Do this =>
Write out the records below once more, exactly as they stand.

--- start Provided data ---

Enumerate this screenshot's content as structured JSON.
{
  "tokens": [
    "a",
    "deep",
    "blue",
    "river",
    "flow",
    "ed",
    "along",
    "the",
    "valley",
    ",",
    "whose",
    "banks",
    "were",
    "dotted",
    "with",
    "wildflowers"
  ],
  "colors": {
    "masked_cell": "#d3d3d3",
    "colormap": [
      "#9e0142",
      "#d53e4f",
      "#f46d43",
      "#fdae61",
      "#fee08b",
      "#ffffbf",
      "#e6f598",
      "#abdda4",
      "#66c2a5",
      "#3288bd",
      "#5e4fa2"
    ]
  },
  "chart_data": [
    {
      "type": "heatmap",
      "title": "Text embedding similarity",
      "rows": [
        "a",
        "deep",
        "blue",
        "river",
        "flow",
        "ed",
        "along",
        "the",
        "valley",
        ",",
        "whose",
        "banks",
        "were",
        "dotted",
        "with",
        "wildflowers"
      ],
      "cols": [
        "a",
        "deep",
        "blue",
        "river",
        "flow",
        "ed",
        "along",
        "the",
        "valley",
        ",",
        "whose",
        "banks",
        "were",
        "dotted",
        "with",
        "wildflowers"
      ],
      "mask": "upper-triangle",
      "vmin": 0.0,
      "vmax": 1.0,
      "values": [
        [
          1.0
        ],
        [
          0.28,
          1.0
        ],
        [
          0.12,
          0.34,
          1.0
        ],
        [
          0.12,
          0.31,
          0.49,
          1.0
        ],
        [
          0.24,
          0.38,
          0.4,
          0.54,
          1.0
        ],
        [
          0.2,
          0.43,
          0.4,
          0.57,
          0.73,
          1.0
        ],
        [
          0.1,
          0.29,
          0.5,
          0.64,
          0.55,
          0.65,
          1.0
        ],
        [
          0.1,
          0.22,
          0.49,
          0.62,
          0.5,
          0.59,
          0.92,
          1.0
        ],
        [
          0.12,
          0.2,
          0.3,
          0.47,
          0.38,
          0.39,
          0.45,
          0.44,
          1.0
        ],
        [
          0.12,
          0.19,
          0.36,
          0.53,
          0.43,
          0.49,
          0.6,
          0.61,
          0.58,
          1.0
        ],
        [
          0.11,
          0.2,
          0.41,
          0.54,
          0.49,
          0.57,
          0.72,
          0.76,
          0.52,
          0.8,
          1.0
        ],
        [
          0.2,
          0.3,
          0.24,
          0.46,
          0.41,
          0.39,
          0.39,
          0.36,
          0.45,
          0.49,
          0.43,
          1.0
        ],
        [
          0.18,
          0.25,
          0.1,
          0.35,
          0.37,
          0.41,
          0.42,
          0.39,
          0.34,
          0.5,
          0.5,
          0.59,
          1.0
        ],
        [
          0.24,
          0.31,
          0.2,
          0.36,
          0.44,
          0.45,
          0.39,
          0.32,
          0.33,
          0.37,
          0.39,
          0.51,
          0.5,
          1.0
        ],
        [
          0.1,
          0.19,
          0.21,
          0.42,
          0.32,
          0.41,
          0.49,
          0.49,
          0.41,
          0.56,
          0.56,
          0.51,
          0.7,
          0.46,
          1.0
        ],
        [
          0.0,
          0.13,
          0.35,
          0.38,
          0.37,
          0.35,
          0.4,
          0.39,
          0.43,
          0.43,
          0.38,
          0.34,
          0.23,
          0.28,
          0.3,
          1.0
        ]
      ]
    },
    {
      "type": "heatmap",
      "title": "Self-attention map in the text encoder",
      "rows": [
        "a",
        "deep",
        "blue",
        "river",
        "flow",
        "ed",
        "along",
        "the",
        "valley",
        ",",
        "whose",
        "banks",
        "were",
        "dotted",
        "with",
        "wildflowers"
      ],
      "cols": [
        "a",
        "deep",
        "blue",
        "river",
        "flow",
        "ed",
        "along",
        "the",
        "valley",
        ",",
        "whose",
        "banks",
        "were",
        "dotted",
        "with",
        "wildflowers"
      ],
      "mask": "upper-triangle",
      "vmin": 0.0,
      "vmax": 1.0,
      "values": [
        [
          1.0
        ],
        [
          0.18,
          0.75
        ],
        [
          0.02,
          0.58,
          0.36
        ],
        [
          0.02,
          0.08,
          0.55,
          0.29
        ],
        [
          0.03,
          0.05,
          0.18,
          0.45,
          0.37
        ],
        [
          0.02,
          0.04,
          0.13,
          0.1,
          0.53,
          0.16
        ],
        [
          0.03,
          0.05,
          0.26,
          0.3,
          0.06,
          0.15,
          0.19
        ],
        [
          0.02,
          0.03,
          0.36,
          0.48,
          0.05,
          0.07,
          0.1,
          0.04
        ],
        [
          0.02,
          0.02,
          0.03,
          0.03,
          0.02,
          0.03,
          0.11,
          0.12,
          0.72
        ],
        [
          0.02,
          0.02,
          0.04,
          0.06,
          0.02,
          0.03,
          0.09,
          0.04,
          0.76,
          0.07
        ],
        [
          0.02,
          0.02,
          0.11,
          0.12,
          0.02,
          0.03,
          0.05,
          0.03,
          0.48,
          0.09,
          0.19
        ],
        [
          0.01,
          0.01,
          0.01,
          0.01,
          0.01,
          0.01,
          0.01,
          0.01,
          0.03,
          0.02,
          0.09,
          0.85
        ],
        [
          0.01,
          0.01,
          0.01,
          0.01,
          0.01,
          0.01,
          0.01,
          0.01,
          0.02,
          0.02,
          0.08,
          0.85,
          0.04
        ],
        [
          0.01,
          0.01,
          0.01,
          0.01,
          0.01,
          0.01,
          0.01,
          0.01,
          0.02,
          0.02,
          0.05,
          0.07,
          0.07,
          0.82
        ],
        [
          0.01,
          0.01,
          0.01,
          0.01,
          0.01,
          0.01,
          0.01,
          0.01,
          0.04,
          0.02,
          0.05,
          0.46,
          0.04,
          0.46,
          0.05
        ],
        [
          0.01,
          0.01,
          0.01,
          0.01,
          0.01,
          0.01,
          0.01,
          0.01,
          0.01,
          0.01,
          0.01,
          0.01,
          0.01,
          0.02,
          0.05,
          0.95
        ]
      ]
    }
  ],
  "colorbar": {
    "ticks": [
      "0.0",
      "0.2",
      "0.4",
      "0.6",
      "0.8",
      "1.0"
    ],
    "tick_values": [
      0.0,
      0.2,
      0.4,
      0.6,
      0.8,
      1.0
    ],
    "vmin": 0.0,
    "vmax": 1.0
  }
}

--- end Provided data ---

Reply to the task =>
Enumerate this screenshot's content as structured JSON.
{
  "tokens": [
    "a",
    "deep",
    "blue",
    "river",
    "flow",
    "ed",
    "along",
    "the",
    "valley",
    ",",
    "whose",
    "banks",
    "were",
    "dotted",
    "with",
    "wildflowers"
  ],
  "colors": {
    "masked_cell": "#d3d3d3",
    "colormap": [
      "#9e0142",
      "#d53e4f",
      "#f46d43",
      "#fdae61",
      "#fee08b",
      "#ffffbf",
      "#e6f598",
      "#abdda4",
      "#66c2a5",
      "#3288bd",
      "#5e4fa2"
    ]
  },
  "chart_data": [
    {
      "type": "heatmap",
      "title": "Text embedding similarity",
      "rows": [
        "a",
        "deep",
        "blue",
        "river",
        "flow",
        "ed",
        "along",
        "the",
        "valley",
        ",",
        "whose",
        "banks",
        "were",
        "dotted",
        "with",
        "wildflowers"
      ],
      "cols": [
        "a",
        "deep",
        "blue",
        "river",
        "flow",
        "ed",
        "along",
        "the",
        "valley",
        ",",
        "whose",
        "banks",
        "were",
        "dotted",
        "with",
        "wildflowers"
      ],
      "mask": "upper-triangle",
      "vmin": 0.0,
      "vmax": 1.0,
      "values": [
        [
          1.0
        ],
        [
          0.28,
          1.0
        ],
        [
          0.12,
          0.34,
          1.0
        ],
        [
          0.12,
          0.31,
          0.49,
          1.0
        ],
        [
          0.24,
          0.38,
          0.4,
          0.54,
          1.0
        ],
        [
          0.2,
          0.43,
          0.4,
          0.57,
          0.73,
          1.0
        ],
        [
          0.1,
          0.29,
          0.5,
          0.64,
          0.55,
          0.65,
          1.0
        ],
        [
          0.1,
          0.22,
          0.49,
          0.62,
          0.5,
          0.59,
          0.92,
          1.0
        ],
        [
          0.12,
          0.2,
          0.3,
          0.47,
          0.38,
          0.39,
          0.45,
          0.44,
          1.0
        ],
        [
          0.12,
          0.19,
          0.36,
          0.53,
          0.43,
          0.49,
          0.6,
          0.61,
          0.58,
          1.0
        ],
        [
          0.11,
          0.2,
          0.41,
          0.54,
          0.49,
          0.57,
          0.72,
          0.76,
          0.52,
          0.8,
          1.0
        ],
        [
          0.2,
          0.3,
          0.24,
          0.46,
          0.41,
          0.39,
          0.39,
          0.36,
          0.45,
          0.49,
          0.43,
          1.0
        ],
        [
          0.18,
          0.25,
          0.1,
          0.35,
          0.37,
          0.41,
          0.42,
          0.39,
          0.34,
          0.5,
          0.5,
          0.59,
          1.0
        ],
        [
          0.24,
          0.31,
          0.2,
          0.36,
          0.44,
          0.45,
          0.39,
          0.32,
          0.33,
          0.37,
          0.39,
          0.51,
          0.5,
          1.0
        ],
        [
          0.1,
          0.19,
          0.21,
          0.42,
          0.32,
          0.41,
          0.49,
          0.49,
          0.41,
          0.56,
          0.56,
          0.51,
          0.7,
          0.46,
          1.0
        ],
        [
          0.0,
          0.13,
          0.35,
          0.38,
          0.37,
          0.35,
          0.4,
          0.39,
          0.43,
          0.43,
          0.38,
          0.34,
          0.23,
          0.28,
          0.3,
          1.0
        ]
      ]
    },
    {
      "type": "heatmap",
      "title": "Self-attention map in the text encoder",
      "rows": [
        "a",
        "deep",
        "blue",
        "river",
        "flow",
        "ed",
        "along",
        "the",
        "valley",
        ",",
        "whose",
        "banks",
        "were",
        "dotted",
        "with",
        "wildflowers"
      ],
      "cols": [
        "a",
        "deep",
        "blue",
        "river",
        "flow",
        "ed",
        "along",
        "the",
        "valley",
        ",",
        "whose",
        "banks",
        "were",
        "dotted",
        "with",
        "wildflowers"
      ],
      "mask": "upper-triangle",
      "vmin": 0.0,
      "vmax": 1.0,
      "values": [
        [
          1.0
        ],
        [
          0.18,
          0.75
        ],
        [
          0.02,
          0.58,
          0.36
        ],
        [
          0.02,
          0.08,
          0.55,
          0.29
        ],
        [
          0.03,
          0.05,
          0.18,
          0.45,
          0.37
        ],
        [
          0.02,
          0.04,
          0.13,
          0.1,
          0.53,
          0.16
        ],
        [
          0.03,
          0.05,
          0.26,
          0.3,
          0.06,
          0.15,
          0.19
        ],
        [
          0.02,
          0.03,
          0.36,
          0.48,
          0.05,
          0.07,
          0.1,
          0.04
        ],
        [
          0.02,
          0.02,
          0.03,
          0.03,
          0.02,
          0.03,
          0.11,
          0.12,
          0.72
        ],
        [
          0.02,
          0.02,
          0.04,
          0.06,
          0.02,
          0.03,
          0.09,
          0.04,
          0.76,
          0.07
        ],
        [
          0.02,
          0.02,
          0.11,
          0.12,
          0.02,
          0.03,
          0.05,
          0.03,
          0.48,
          0.09,
          0.19
        ],
        [
          0.01,
          0.01,
          0.01,
          0.01,
          0.01,
          0.01,
          0.01,
          0.01,
          0.03,
          0.02,
          0.09,
          0.85
        ],
        [
          0.01,
          0.01,
          0.01,
          0.01,
          0.01,
          0.01,
          0.01,
          0.01,
          0.02,
          0.02,
          0.08,
          0.85,
          0.04
        ],
        [
          0.01,
          0.01,
          0.01,
          0.01,
          0.01,
          0.01,
          0.01,
          0.01,
          0.02,
          0.02,
          0.05,
          0.07,
          0.07,
          0.82
        ],
        [
          0.01,
          0.01,
          0.01,
          0.01,
          0.01,
          0.01,
          0.01,
          0.01,
          0.04,
          0.02,
          0.05,
          0.46,
          0.04,
          0.46,
          0.05
        ],
        [
          0.01,
          0.01,
          0.01,
          0.01,
          0.01,
          0.01,
          0.01,
          0.01,
          0.01,
          0.01,
          0.01,
          0.01,
          0.01,
          0.02,
          0.05,
          0.95
        ]
      ]
    }
  ],
  "colorbar": {
    "ticks": [
      "0.0",
      "0.2",
      "0.4",
      "0.6",
      "0.8",
      "1.0"
    ],
    "tick_values": [
      0.0,
      0.2,
      0.4,
      0.6,
      0.8,
      1.0
    ],
    "vmin": 0.0,
    "vmax": 1.0
  }
}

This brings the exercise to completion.